> _QUOTED PASSAGE_
• • •
Listening Room: Old 97s - "If My Heart Was a Car"

In a mix of country backbeat, rocking guitar lines, and vocal harmonies, the Old 97s sing about heartache the only way they know how - like a train running off the tracks.
  |   Comments

Old 97sI "discovered" the Old 97s in 1999 through the brilliant album Fight Songs. It wasn't until the next year I started working through the back catalouge and it was another year before a friend and bandmate put their first studio album in front of me, 1994's Hitchhike to Rhome. And buried on that record at spot 13 is today's song in question.

What begins as a plodding two chord saunter quickly devolves into an upbeat, sweat drenched ramble about the end guy on the wrong end of being used in a relationship. In a mix of country backbeat, rocking guitar lines, and vocal harmonies, the Old 97s sing about heartache the only way they know how - like a train running off the tracks.
• • •
> _REQUIREMENTS_
• a. Output the part of the Old 97s write-up between "Listening Room: Old" and "song in question.", inclusive, copied verbatim.
• b. From the Old 97s write-up, list the musical ingredients that the "mix" behind the band's sound is said to combine.

> _DATA LINES_
• • •
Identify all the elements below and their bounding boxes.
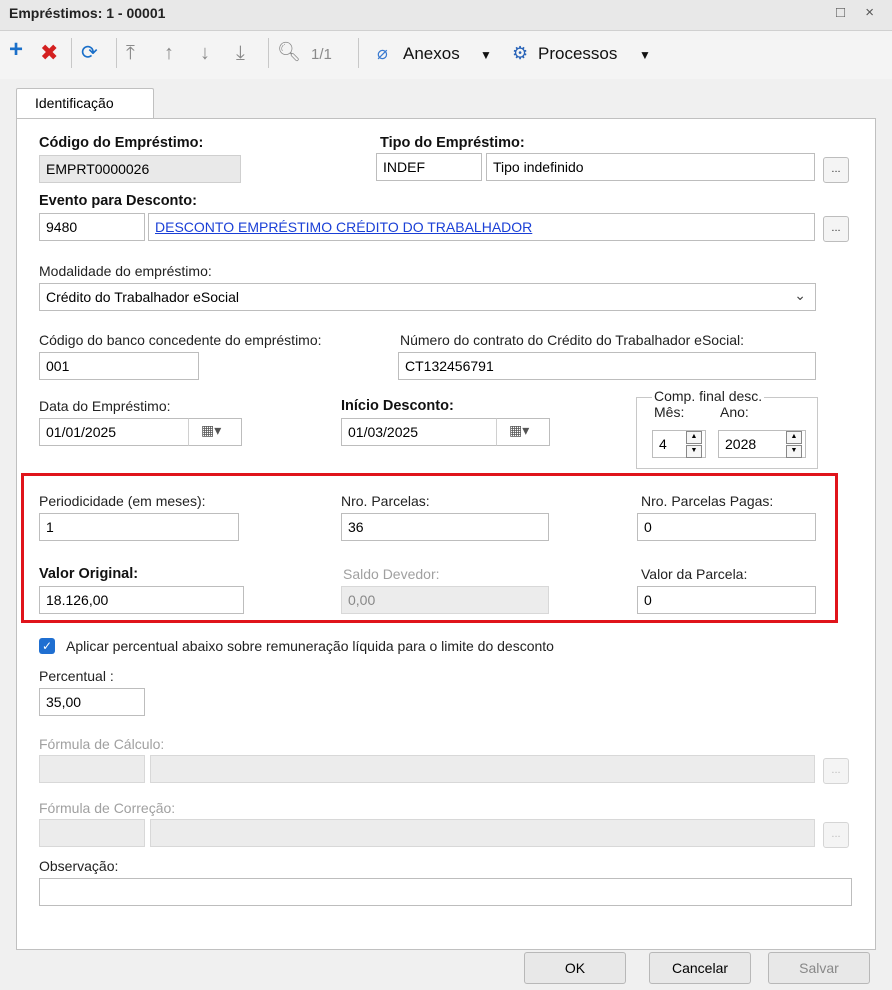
• • •
> _SOLUTIONS IN ORDER_
• a.
Listening Room: Old 97s - "If My Heart Was a Car"

In a mix of country backbeat, rocking guitar lines, and vocal harmonies, the Old 97s sing about heartache the only way they know how - like a train running off the tracks.
  |   Comments

Old 97sI "discovered" the Old 97s in 1999 through the brilliant album Fight Songs. It wasn't until the next year I started working through the back catalouge and it was another year before a friend and bandmate put their first studio album in front of me, 1994's Hitchhike to Rhome. And buried on that record at spot 13 is today's song in question.

• b.
- country backbeat
- rocking guitar lines
- vocal harmonies